>>>>>
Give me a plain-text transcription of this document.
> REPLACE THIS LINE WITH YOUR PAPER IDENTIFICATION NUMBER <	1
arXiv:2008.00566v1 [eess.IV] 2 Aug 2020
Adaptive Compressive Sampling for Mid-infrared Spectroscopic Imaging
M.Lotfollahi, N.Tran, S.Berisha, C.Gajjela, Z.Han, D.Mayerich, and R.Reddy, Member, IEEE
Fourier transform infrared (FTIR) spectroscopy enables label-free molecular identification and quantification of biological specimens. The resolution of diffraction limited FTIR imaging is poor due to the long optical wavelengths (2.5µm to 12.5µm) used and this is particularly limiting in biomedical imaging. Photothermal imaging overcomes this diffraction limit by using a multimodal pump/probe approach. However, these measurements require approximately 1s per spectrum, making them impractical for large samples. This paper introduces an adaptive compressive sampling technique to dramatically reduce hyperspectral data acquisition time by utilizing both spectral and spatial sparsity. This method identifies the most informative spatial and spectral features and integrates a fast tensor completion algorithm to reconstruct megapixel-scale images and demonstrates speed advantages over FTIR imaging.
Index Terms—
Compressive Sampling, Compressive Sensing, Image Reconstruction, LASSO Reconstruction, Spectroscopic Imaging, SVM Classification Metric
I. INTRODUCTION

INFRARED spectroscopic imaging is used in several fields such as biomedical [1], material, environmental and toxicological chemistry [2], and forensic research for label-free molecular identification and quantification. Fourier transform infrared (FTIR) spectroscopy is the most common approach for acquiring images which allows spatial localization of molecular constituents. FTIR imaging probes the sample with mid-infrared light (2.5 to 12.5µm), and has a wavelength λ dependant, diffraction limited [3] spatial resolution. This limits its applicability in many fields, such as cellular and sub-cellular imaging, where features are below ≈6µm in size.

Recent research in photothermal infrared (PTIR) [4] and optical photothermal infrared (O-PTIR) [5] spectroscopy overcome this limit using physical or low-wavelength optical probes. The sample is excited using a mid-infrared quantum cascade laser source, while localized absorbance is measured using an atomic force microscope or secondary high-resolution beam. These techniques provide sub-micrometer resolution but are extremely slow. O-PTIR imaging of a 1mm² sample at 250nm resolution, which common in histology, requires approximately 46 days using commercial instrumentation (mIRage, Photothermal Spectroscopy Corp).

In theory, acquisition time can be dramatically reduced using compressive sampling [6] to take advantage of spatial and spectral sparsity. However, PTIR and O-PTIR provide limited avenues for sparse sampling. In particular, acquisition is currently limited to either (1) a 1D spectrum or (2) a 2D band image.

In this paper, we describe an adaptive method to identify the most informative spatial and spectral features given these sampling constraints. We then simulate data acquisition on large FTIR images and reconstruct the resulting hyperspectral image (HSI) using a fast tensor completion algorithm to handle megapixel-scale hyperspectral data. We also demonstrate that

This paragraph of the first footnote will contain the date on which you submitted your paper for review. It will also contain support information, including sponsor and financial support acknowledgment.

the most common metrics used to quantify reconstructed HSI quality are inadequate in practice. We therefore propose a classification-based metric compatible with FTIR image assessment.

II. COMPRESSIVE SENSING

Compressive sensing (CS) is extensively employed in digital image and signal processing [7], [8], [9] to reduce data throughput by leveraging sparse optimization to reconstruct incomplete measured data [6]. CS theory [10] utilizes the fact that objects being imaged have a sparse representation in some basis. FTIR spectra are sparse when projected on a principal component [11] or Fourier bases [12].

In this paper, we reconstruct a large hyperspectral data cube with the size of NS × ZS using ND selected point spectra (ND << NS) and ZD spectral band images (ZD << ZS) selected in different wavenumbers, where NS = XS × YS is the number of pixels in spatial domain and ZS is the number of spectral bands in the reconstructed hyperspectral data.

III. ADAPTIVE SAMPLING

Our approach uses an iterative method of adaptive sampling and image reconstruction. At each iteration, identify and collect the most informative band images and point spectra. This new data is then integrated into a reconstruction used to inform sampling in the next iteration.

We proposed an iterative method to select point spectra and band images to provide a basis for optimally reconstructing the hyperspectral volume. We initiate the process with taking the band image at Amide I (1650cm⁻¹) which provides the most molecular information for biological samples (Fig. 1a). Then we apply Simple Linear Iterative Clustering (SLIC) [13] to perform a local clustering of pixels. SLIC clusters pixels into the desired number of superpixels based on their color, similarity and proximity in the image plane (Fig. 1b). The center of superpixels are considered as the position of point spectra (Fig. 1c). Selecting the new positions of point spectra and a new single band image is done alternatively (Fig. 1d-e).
<<<<<
>>>>>
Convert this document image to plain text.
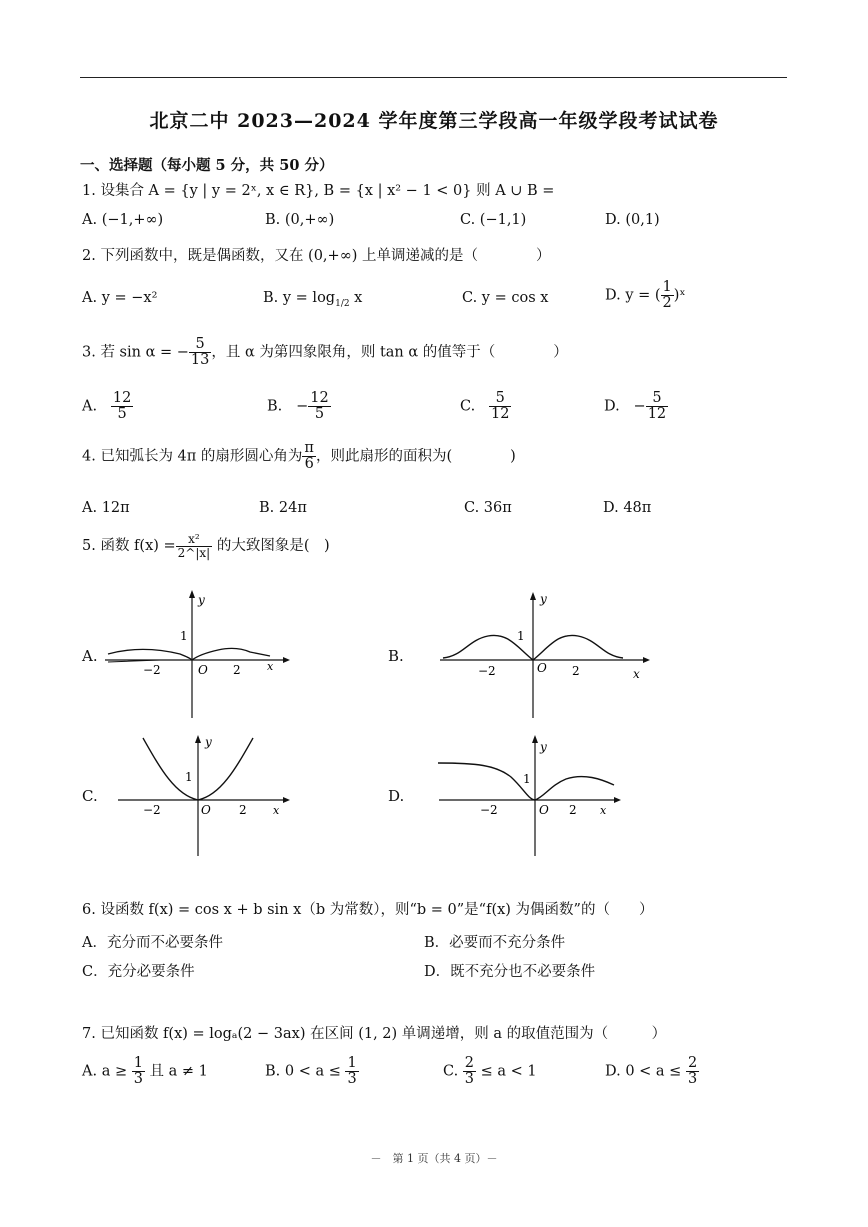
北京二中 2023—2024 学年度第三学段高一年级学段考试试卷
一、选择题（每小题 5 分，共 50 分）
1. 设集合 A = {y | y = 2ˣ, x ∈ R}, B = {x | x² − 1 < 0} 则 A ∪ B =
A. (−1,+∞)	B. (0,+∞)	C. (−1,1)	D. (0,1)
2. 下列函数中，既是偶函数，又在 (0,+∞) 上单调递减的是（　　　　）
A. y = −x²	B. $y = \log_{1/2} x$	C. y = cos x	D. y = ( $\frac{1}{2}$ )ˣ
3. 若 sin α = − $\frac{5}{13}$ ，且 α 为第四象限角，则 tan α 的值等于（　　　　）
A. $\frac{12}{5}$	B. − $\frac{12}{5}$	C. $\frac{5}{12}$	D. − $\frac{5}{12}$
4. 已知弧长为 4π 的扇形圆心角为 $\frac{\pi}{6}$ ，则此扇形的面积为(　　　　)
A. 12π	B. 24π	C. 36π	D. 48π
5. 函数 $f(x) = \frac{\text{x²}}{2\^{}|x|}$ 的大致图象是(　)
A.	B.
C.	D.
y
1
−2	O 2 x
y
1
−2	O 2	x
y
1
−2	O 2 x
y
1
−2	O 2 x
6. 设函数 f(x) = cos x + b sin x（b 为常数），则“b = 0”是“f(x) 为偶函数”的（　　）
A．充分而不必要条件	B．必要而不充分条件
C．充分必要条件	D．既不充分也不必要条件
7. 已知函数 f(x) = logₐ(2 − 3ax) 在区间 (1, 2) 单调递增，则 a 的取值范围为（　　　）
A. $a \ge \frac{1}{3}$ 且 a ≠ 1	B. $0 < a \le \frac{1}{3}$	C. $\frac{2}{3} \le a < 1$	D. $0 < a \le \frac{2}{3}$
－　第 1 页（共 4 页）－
<<<<<
## Directions
Of the lines in the data, how many hold the string "reconstructed"? State the number, nothing else.

## Finished exercise
2